[TASK DATA start]

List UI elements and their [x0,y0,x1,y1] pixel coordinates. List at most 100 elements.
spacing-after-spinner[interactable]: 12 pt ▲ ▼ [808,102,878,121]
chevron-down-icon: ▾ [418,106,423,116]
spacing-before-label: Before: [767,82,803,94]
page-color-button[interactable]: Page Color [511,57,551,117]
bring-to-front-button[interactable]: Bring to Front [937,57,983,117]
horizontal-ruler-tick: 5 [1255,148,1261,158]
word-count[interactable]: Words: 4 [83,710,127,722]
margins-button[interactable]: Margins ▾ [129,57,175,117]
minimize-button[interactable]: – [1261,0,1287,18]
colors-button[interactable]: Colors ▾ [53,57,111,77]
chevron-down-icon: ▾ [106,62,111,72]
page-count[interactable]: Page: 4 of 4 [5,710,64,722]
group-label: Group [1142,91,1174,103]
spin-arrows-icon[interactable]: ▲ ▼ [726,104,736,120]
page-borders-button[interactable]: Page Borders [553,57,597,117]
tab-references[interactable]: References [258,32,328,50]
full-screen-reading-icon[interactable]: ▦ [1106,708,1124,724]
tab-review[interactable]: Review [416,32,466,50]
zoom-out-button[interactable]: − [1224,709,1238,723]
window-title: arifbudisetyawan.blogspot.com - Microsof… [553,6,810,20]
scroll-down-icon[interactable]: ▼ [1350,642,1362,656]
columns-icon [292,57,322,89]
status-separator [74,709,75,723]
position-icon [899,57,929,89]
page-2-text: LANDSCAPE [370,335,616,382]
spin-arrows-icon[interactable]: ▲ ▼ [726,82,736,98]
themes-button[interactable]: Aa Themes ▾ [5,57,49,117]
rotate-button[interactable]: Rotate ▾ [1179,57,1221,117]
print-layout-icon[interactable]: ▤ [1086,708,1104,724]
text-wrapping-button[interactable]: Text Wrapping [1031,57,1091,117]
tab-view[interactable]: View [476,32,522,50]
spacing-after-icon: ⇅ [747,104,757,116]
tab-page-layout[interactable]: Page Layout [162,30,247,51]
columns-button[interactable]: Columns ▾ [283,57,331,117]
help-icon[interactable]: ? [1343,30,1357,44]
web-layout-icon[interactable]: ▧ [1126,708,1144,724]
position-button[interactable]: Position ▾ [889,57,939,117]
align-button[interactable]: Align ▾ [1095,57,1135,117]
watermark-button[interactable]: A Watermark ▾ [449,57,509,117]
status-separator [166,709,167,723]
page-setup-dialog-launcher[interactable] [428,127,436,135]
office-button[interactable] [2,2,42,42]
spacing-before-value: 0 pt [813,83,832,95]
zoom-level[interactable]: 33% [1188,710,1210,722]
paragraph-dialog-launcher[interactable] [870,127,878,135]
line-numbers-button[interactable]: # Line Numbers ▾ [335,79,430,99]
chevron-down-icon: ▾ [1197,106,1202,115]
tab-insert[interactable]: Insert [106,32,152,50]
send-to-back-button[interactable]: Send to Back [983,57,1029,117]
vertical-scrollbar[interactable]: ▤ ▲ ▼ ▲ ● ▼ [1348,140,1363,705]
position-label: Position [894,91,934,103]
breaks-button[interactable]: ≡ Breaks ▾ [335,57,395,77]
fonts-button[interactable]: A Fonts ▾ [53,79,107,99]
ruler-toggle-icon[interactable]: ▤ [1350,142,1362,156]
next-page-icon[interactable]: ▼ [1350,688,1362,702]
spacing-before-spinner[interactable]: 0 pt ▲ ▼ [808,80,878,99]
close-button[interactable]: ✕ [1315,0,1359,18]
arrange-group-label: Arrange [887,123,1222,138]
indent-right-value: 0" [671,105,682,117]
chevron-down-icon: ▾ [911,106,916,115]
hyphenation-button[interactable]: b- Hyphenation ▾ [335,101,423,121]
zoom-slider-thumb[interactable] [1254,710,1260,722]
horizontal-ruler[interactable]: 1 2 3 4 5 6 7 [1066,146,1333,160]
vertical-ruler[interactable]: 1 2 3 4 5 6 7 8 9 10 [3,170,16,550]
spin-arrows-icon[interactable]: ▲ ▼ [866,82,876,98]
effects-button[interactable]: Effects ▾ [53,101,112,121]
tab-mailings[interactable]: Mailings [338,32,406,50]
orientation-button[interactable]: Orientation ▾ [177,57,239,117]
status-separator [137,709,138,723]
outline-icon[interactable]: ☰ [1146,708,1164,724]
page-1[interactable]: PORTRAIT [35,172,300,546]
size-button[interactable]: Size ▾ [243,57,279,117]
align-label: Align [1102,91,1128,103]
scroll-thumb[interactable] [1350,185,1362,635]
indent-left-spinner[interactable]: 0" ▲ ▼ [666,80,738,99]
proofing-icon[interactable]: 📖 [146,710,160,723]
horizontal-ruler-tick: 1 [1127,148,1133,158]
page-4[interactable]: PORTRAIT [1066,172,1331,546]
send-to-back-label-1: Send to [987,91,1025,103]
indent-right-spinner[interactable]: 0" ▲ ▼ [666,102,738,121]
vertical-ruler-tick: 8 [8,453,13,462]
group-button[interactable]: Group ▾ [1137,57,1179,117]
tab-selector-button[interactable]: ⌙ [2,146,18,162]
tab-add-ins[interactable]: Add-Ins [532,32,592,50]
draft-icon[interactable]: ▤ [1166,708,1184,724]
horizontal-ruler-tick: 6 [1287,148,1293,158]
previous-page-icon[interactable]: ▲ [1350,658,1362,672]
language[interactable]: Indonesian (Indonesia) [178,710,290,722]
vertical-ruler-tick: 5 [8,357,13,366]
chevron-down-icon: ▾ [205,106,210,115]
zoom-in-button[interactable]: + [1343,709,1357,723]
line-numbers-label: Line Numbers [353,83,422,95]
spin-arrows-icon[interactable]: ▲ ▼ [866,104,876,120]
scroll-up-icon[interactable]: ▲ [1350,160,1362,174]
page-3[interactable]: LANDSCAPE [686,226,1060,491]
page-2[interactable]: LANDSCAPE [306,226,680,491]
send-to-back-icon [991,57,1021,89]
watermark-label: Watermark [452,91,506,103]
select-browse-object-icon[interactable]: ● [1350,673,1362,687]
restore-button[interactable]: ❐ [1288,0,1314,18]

[TASK DATA end]

● SHORT TASK:
Swap "Bring to Front" for "Bring Forward" in the rows running from the start through the line containing "full-screen-reading-icon[interactable]: ▦ [1106,708,1124,724]", and write out only those rows with everything else unchanged.

● SOLUTION TO THIS PROBLEM:
List UI elements and their [x0,y0,x1,y1] pixel coordinates. List at most 100 elements.
spacing-after-spinner[interactable]: 12 pt ▲ ▼ [808,102,878,121]
chevron-down-icon: ▾ [418,106,423,116]
spacing-before-label: Before: [767,82,803,94]
page-color-button[interactable]: Page Color [511,57,551,117]
bring-to-front-button[interactable]: Bring Forward [937,57,983,117]
horizontal-ruler-tick: 5 [1255,148,1261,158]
word-count[interactable]: Words: 4 [83,710,127,722]
margins-button[interactable]: Margins ▾ [129,57,175,117]
minimize-button[interactable]: – [1261,0,1287,18]
colors-button[interactable]: Colors ▾ [53,57,111,77]
chevron-down-icon: ▾ [106,62,111,72]
page-count[interactable]: Page: 4 of 4 [5,710,64,722]
group-label: Group [1142,91,1174,103]
spin-arrows-icon[interactable]: ▲ ▼ [726,104,736,120]
page-borders-button[interactable]: Page Borders [553,57,597,117]
tab-references[interactable]: References [258,32,328,50]
full-screen-reading-icon[interactable]: ▦ [1106,708,1124,724]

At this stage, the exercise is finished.